Of all the lines in the material, how many contain the word "name"? State the number alone.
[start]
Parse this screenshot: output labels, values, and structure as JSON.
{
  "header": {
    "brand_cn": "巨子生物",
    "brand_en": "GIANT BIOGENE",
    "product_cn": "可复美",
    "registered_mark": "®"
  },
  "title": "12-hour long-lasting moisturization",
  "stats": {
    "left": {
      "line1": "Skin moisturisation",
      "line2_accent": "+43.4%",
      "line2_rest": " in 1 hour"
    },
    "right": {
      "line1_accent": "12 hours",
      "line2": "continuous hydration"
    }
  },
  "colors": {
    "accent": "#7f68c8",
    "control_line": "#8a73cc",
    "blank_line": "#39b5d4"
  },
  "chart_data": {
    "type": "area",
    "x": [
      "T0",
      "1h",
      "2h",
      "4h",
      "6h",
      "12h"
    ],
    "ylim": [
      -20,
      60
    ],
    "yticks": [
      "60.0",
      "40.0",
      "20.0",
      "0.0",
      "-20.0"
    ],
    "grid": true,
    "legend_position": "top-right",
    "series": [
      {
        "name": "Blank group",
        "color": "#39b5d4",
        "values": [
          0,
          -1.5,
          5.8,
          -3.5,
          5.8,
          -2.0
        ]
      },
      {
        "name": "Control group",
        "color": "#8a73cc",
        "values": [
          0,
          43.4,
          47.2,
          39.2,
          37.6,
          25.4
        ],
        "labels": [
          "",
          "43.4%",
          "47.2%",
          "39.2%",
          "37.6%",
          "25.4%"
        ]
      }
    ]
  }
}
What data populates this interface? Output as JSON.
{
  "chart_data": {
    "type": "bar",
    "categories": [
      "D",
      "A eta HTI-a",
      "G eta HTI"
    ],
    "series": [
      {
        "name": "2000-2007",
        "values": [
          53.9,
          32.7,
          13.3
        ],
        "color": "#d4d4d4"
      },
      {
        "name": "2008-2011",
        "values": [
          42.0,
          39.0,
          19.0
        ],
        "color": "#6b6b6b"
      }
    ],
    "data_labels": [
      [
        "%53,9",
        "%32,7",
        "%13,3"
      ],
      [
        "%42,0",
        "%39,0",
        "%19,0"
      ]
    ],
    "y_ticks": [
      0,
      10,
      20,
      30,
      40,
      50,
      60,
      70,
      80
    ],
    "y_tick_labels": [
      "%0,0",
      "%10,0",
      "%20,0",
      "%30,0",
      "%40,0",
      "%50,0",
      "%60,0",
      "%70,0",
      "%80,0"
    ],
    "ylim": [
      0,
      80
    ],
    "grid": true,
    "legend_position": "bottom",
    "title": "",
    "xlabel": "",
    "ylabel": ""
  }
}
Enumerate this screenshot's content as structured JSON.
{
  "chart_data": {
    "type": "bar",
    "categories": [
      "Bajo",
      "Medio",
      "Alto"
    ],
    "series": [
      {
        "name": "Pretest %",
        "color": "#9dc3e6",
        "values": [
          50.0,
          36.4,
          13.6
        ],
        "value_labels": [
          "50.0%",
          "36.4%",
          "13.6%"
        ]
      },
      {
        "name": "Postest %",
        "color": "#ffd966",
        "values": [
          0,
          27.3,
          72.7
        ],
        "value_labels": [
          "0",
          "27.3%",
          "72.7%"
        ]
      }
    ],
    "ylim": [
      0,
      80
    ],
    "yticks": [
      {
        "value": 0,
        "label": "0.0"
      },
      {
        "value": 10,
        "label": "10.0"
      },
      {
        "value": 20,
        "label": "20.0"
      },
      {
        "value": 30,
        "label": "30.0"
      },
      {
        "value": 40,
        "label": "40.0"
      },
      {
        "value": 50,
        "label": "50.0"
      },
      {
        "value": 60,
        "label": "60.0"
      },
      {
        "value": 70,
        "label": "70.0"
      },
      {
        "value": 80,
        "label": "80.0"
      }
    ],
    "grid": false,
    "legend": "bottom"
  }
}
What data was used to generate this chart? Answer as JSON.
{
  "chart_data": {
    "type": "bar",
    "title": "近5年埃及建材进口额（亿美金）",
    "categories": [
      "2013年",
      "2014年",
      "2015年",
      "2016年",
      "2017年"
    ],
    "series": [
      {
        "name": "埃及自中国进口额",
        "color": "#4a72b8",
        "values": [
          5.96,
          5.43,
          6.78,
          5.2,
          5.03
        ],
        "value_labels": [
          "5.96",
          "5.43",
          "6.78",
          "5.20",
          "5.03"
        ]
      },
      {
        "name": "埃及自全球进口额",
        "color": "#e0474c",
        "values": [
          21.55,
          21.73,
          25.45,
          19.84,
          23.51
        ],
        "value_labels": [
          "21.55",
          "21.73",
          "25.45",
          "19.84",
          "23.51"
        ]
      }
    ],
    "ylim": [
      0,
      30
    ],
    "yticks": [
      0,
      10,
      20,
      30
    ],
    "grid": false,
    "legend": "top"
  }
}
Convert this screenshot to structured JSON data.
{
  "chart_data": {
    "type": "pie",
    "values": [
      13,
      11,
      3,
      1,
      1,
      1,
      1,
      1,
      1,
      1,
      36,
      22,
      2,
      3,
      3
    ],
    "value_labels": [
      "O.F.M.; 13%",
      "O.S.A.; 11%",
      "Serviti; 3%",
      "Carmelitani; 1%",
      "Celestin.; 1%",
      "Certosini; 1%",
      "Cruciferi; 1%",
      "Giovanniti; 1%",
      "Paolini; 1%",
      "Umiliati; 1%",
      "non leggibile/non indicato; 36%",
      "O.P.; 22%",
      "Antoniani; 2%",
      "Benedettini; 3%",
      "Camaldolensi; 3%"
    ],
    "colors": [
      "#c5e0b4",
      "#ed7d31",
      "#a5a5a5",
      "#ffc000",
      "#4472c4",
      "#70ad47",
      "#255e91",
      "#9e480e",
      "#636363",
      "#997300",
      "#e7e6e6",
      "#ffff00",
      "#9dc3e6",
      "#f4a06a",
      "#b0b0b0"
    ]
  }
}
[end]
--- EXERCISE OUTPUT ---
8